start Data for the task
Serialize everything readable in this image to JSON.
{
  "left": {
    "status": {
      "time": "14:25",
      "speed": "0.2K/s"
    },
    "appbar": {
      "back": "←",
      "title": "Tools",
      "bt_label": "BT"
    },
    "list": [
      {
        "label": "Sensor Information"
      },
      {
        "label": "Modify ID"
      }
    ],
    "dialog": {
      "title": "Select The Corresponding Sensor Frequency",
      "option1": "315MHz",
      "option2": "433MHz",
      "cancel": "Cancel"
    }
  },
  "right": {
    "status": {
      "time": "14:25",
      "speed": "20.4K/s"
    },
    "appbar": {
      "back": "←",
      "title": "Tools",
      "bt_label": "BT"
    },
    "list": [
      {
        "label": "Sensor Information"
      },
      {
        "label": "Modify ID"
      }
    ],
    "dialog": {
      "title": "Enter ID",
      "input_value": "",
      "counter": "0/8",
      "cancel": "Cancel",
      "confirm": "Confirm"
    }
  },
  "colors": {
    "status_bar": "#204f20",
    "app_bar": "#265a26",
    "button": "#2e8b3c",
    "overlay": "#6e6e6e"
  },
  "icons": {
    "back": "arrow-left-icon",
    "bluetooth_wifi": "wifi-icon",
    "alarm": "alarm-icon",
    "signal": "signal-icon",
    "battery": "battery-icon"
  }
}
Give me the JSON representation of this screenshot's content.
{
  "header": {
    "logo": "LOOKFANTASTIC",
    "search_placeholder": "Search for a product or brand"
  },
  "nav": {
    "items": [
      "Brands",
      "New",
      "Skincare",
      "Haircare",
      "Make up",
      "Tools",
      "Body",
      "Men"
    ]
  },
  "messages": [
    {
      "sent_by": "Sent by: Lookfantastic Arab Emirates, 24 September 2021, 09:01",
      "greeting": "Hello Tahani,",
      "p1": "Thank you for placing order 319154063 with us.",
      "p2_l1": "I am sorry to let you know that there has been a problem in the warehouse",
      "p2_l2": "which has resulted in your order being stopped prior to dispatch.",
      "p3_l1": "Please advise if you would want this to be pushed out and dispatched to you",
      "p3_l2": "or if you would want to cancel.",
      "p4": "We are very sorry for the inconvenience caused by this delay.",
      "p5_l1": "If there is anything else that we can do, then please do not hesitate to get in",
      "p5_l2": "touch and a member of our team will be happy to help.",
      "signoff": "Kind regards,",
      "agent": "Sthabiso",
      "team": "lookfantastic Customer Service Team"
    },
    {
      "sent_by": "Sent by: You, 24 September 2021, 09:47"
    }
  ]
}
end Data for the task
Check each line of the records for the word "cancel" and extract those that contain it.

Reply to the task
      "cancel": "Cancel"
      "cancel": "Cancel",
      "p3_l2": "or if you would want to cancel.",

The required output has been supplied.